─── WORKING DATA ───

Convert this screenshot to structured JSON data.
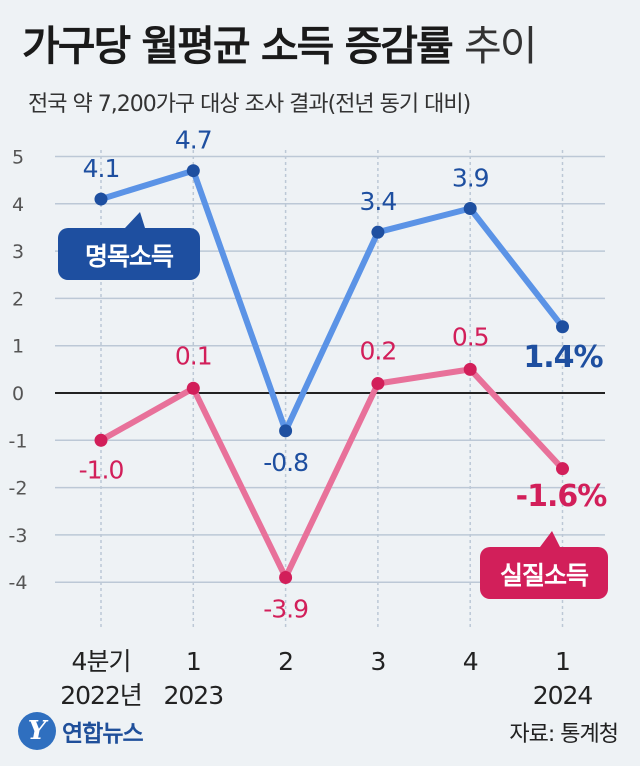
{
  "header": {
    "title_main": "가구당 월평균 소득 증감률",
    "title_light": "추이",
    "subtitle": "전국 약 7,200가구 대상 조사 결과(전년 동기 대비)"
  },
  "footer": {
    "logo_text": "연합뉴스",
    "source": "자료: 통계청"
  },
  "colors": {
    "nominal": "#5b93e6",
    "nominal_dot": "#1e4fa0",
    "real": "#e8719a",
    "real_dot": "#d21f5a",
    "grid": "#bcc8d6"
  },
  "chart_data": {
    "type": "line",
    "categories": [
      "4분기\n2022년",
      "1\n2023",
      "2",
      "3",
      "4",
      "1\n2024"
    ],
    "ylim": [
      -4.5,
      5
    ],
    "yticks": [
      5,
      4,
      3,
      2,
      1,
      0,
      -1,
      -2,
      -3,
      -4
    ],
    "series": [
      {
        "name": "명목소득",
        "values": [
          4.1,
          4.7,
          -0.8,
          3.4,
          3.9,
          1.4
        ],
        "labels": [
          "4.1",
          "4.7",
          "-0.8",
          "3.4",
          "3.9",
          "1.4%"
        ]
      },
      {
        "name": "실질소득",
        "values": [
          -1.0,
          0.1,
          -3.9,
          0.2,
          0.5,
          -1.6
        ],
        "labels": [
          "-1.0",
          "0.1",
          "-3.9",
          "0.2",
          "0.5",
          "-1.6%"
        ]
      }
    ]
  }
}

───

• OBJECTIVE
Copy every record above exactly, leaving out the pictures.

• THE COMPLETED TASK
Convert this screenshot to structured JSON data.
{
  "header": {
    "title_main": "가구당 월평균 소득 증감률",
    "title_light": "추이",
    "subtitle": "전국 약 7,200가구 대상 조사 결과(전년 동기 대비)"
  },
  "footer": {
    "logo_text": "연합뉴스",
    "source": "자료: 통계청"
  },
  "colors": {
    "nominal": "#5b93e6",
    "nominal_dot": "#1e4fa0",
    "real": "#e8719a",
    "real_dot": "#d21f5a",
    "grid": "#bcc8d6"
  },
  "chart_data": {
    "type": "line",
    "categories": [
      "4분기\n2022년",
      "1\n2023",
      "2",
      "3",
      "4",
      "1\n2024"
    ],
    "ylim": [
      -4.5,
      5
    ],
    "yticks": [
      5,
      4,
      3,
      2,
      1,
      0,
      -1,
      -2,
      -3,
      -4
    ],
    "series": [
      {
        "name": "명목소득",
        "values": [
          4.1,
          4.7,
          -0.8,
          3.4,
          3.9,
          1.4
        ],
        "labels": [
          "4.1",
          "4.7",
          "-0.8",
          "3.4",
          "3.9",
          "1.4%"
        ]
      },
      {
        "name": "실질소득",
        "values": [
          -1.0,
          0.1,
          -3.9,
          0.2,
          0.5,
          -1.6
        ],
        "labels": [
          "-1.0",
          "0.1",
          "-3.9",
          "0.2",
          "0.5",
          "-1.6%"
        ]
      }
    ]
  }
}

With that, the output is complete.